_Requirement_
Please continue the blog post about firing the nanny, starting right after its last sentence.

_Page excerpt_
Oh. My. GOD.
Jun. 30th, 2009 08:33 pmWe have to fire our nanny. We have to fire our nanny right now.
She's been great with Colin, but at the beginning of June when Alex started to come home at lunchtime to spend the afternoon with the nanny, there were immediate problems. Alex didn't like her. She cried when Michael dropped her off. She complained to me that Polly told lies. When I asked her for examples, she told me about something that was transparently a case of joking around. So I talked to Polly, in Alex's presence, about cutting out the joking until Alex knew her well enough to tell that she was kidding. But Alex still said she didn't like her.
We thought it was adjustment. We thought it was too many changes too quickly. We thought it was having to get used to Michael picking her up at school and then immediately dropping her off again instead of staying home to be with her. We weren't crazy about how Polly interacted with Alex in our presence, but it didn't seem actively objectionable.
We were wrong.
Yesterday afternoon Polly called me at work. She told me a rambling story about Alex's behavior: she had suggested they go to the park, Alex didn't want to, she persisted, Alex said she was being mean. I was nonplussed that an experienced nanny would call the mother about something like this, but I listened, and it was a good thing I did. Because in the course of her explanation of what she said to Alex and what Alex said to her, she came to this:
Polly: You made me feel sad when you said those things to me.

_Given material_
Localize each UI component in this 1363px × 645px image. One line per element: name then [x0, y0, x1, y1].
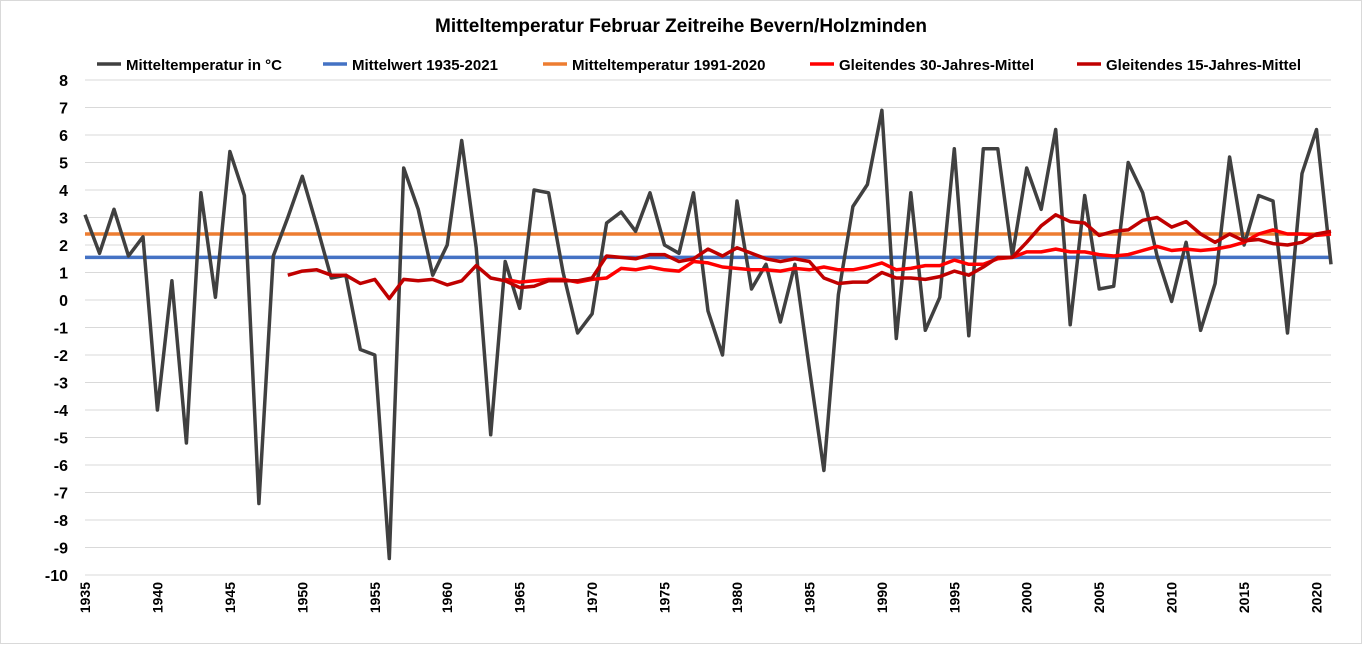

_Result for this exercise_
Alex: Well, you should treat others the way you want to be treated.
Polly: Where did you hear that?
Alex: In a book.
Polly: Well, you know, God doesn't like it when you say mean things to someone.
...
I listened to the rest of her story and then brought the topic back to God. I told her that she. Could. NEVER. Tell our child what God wouldn't like or what God would do. And she said, essentially, "okay, fine, now I know that's how you feel."
I came home and told Michael that we needed a new nanny. I simply didn't trust the judgment of someone who would think that was a good thing to say to a child. We decided that the best thing to do would be to line someone else up as quickly as possible and then give Polly abrupt notice and two weeks' severance pay. He called and left a message for the person who had been the runner-up for the job, in case she hadn't found anything better by now. And this morning I explained again, firmly, to Polly that she may never mention God in any kind of monitoring or punitive context. I walked her through the methods we use when Alex is difficult or oppositional. And they seemed to have gotten through the afternoon okay.
But tonight, Alex and I were pretending while I made dinner. I was the White Witch, evil Queen of Narnia, and Alex was my daughter and evil helper. I told her to go make a trap we could use to catch human children. And she told me,
"We can make it so the trap takes them to the devil!"
I froze. "Who's the devil?" I asked.
"He grabs bad boys and girls and sticks them in the fire," she told me.
"Where did you hear about the devil?" I asked as casually as possible.
"Polly told me."
"Did she tell you about him today or another day?"
"It was some other day."
After dinner we talked a little bit more about the devil. She asked me, "Have you ever been under the earth? Where he lives?"
"I've been under the earth," I told her. "I was in a cave. There was no devil there. The devil isn't real."
"Miss Polly got a phone call from him one time," she told me. "He asked her if she knew about any bad boys or girls."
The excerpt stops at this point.